- [Text block]:

————————

# Used A123 packs. Good or risky choice?



## puddleglum (Oct 22, 2008)

I've been looking at these packs https://www.ebay.ca/itm/3-used-test...rentrq:68c897551640a9c430abda5dfffff309|iid:1 on Ebay and wondering what you guys thought about them. Would they potentially be a good choice for a car? Are they pretty good cells or not as good as they claim? Anyone used A123-ANR26650M1A cells in a car and had success? They would be about the same price as a Volt pack, although I suspect older cells, but easier to reconfigure for my application I think.


----------



## Duncan (Dec 8, 2008)

Hi 
My calcs say those are about three times the price of a Volt pack
20 Ah and 36v = 720 Watthours
at $310 that is $430/Kwh

Volt packs - a 16 kWh battery is about $2000 - so $125/kWh


----------



## puddleglum (Oct 22, 2008)

He'll do a better price on a bulk buy. I can get a Volt sized pack for about $3000. I've yet to see a Volt pack in Canada that I could get for less than $3000. I know Volt cells are better, but not sure I could configure them properly anyway. At this point, I just want to determine if this would be a viable option.


----------



## puddleglum (Oct 22, 2008)

Judging from the lack of response, I'll take the silence to mean these aren't very common. Maybe a risky buy as well if no one is using them? They are such a convenient size and voltage though. 
Another question then if I haven't lost you. What are you guys using for cheap 96 volt battery packs? I really like the Volt pack idea but 24s is only about 88 volts nominal which is a little low. I've read they are hard to reconfigure beyond the module blocks.


----------



## Duncan (Dec 8, 2008)

————————

- [Your tasks]:
1. Reproduce the passage of the forum thread on used A123 packs from "He'll do a better" to "and voltage though.", word for word.
2. In the forum thread on used A123 packs, about how much does puddleglum say he can get a Volt sized pack for?
3. Write the next part of the forum thread on used A123 packs, picking up after its last line.

————————

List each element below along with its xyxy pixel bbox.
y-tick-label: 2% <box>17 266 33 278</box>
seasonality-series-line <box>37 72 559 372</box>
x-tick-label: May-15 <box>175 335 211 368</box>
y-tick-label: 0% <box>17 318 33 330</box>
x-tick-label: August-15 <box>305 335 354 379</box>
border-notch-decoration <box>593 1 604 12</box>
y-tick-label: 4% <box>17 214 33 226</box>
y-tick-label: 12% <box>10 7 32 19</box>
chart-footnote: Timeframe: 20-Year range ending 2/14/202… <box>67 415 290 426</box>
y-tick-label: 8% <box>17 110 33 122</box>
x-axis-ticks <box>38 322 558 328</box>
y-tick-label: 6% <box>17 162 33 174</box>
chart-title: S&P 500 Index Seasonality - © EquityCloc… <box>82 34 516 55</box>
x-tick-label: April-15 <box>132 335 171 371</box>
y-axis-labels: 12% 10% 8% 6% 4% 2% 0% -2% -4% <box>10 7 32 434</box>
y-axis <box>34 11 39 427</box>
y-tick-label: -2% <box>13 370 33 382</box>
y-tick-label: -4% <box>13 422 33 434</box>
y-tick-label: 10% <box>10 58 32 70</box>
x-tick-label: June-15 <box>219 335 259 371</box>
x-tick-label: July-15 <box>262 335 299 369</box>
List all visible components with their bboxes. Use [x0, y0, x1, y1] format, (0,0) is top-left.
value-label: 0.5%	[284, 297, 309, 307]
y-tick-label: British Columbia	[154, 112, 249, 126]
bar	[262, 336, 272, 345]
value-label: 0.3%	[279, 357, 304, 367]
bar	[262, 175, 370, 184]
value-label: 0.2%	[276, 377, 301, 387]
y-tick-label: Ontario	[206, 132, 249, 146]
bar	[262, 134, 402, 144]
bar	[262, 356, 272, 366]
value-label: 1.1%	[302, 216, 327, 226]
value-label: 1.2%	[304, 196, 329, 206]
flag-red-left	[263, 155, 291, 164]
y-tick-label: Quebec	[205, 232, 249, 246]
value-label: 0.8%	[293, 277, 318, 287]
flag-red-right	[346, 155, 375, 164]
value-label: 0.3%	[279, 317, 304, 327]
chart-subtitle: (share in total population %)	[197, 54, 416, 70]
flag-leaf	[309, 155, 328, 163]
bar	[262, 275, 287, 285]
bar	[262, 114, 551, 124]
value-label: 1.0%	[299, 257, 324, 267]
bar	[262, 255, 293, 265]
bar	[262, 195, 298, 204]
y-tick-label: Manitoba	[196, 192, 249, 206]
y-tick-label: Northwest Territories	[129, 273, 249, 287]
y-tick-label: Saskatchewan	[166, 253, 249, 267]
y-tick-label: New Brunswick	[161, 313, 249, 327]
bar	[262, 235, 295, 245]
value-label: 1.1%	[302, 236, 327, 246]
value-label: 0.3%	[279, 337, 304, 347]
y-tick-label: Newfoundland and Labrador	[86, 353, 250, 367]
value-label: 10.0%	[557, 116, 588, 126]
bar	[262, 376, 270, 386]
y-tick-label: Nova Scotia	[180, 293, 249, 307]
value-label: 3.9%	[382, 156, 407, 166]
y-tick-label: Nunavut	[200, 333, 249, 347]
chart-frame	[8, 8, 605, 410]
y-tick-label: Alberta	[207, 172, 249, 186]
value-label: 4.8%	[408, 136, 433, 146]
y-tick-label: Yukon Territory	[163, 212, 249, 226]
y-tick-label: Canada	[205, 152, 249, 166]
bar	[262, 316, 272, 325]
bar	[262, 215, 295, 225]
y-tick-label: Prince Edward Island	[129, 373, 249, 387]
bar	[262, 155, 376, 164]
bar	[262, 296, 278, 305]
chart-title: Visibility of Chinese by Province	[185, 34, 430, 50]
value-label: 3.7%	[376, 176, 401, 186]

————————

- [Outputs for the tasks]:
1.
He'll do a better price on a bulk buy. I can get a Volt sized pack for about $3000. I've yet to see a Volt pack in Canada that I could get for less than $3000. I know Volt cells are better, but not sure I could configure them properly anyway. At this point, I just want to determine if this would be a viable option.


----------



## puddleglum (Oct 22, 2008)

Judging from the lack of response, I'll take the silence to mean these aren't very common. Maybe a risky buy as well if no one is using them? They are such a convenient size and voltage though.

2. About $3000.

3.
Hi

The older (2012) Volt packs came with seven 2 Kw - 12S Modules and two 1 Kw 6S modules

I'm going between 3.5v and 4.05v - so the 12S modules are 42v to 48.6v and the 6S modules are 21v to 24.3v 

When you say 96v - if you are talking Lead Acid then they will be 104v to 112v

So using a 1kw unit and 2 2kw units would get you 105v to 121v

Or just the 2 x 2kw units 84v to 97.2v

You could "Lose" a cell easily on the volt modules - just carefully short it out and leave it shorted out 

Bit of a waste but quite easy

The later batteries are more "S" in each module - but I don't how many

If you get a complete battery there is a lot of other good stuff you can use


----------



## kennybobby (Aug 10, 2012)

The seller indicates he has over 500 of these modules and they are located in Canada, so many are available and shipping is more convenient. Back in july 2012 there was this press release about converting the Canadian busses from cylindrical to prismatic cells, and making retrofit in the field. That may be the source of these cells, and they may be 6 years old. The price seems okay and it might be smart to buy just one in order to test capacity before spending too much for weak or worn out cells.

Pro: Location
Con: possibly weak or worn out cells

edit: noticed these are the ANR26650M1A, here is a test of the M1B:
http://lygte-info.dk/review/batteries2012/A123%2026650%202500mAh%20(Green)%20UK.html


Press Release
=====================
A123 Systems, a developer and manufacturer of advanced Nanophosphate lithium ion phosphate batteries and systems, signed an agreement to supply lithium ion battery packs based on the company's prismatic cells to BAE Systems for its HybriDrive Series propulsion system.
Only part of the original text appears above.